• [What is expected]
Retype every entry in its entirety, without alteration.

===== Stored records

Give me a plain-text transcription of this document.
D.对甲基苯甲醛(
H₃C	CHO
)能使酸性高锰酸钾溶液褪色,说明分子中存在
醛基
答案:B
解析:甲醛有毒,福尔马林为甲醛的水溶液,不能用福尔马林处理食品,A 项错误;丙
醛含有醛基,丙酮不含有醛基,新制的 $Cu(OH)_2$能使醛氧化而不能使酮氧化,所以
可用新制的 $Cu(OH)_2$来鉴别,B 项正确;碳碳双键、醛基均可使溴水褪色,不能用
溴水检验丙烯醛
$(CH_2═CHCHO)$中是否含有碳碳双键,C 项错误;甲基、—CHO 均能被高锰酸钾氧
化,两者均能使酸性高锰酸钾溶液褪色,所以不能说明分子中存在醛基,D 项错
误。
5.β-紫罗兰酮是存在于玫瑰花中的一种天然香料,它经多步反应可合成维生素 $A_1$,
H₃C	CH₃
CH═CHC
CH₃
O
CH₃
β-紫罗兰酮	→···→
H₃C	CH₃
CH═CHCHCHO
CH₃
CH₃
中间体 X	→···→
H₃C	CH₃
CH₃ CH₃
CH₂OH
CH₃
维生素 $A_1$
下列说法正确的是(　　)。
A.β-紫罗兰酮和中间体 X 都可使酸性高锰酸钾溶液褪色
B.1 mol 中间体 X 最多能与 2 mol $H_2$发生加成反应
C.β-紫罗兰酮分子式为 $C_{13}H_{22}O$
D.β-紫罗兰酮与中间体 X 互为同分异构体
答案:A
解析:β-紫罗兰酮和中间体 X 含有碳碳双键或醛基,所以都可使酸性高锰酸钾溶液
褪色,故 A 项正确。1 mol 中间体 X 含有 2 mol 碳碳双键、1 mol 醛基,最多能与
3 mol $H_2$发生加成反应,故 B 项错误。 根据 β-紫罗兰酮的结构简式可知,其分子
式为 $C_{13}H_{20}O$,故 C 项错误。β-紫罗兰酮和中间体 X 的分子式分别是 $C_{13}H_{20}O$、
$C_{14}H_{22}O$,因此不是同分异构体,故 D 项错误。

==========

• [Exercise result]
Give me a plain-text transcription of this document.
D.对甲基苯甲醛(
H₃C	CHO
)能使酸性高锰酸钾溶液褪色,说明分子中存在
醛基
答案:B
解析:甲醛有毒,福尔马林为甲醛的水溶液,不能用福尔马林处理食品,A 项错误;丙
醛含有醛基,丙酮不含有醛基,新制的 $Cu(OH)_2$能使醛氧化而不能使酮氧化,所以
可用新制的 $Cu(OH)_2$来鉴别,B 项正确;碳碳双键、醛基均可使溴水褪色,不能用
溴水检验丙烯醛
$(CH_2═CHCHO)$中是否含有碳碳双键,C 项错误;甲基、—CHO 均能被高锰酸钾氧
化,两者均能使酸性高锰酸钾溶液褪色,所以不能说明分子中存在醛基,D 项错
误。
5.β-紫罗兰酮是存在于玫瑰花中的一种天然香料,它经多步反应可合成维生素 $A_1$,
H₃C	CH₃
CH═CHC
CH₃
O
CH₃
β-紫罗兰酮	→···→
H₃C	CH₃
CH═CHCHCHO
CH₃
CH₃
中间体 X	→···→
H₃C	CH₃
CH₃ CH₃
CH₂OH
CH₃
维生素 $A_1$
下列说法正确的是(　　)。
A.β-紫罗兰酮和中间体 X 都可使酸性高锰酸钾溶液褪色
B.1 mol 中间体 X 最多能与 2 mol $H_2$发生加成反应
C.β-紫罗兰酮分子式为 $C_{13}H_{22}O$
D.β-紫罗兰酮与中间体 X 互为同分异构体
答案:A
解析:β-紫罗兰酮和中间体 X 含有碳碳双键或醛基,所以都可使酸性高锰酸钾溶液
褪色,故 A 项正确。1 mol 中间体 X 含有 2 mol 碳碳双键、1 mol 醛基,最多能与
3 mol $H_2$发生加成反应,故 B 项错误。 根据 β-紫罗兰酮的结构简式可知,其分子
式为 $C_{13}H_{20}O$,故 C 项错误。β-紫罗兰酮和中间体 X 的分子式分别是 $C_{13}H_{20}O$、
$C_{14}H_{22}O$,因此不是同分异构体,故 D 项错误。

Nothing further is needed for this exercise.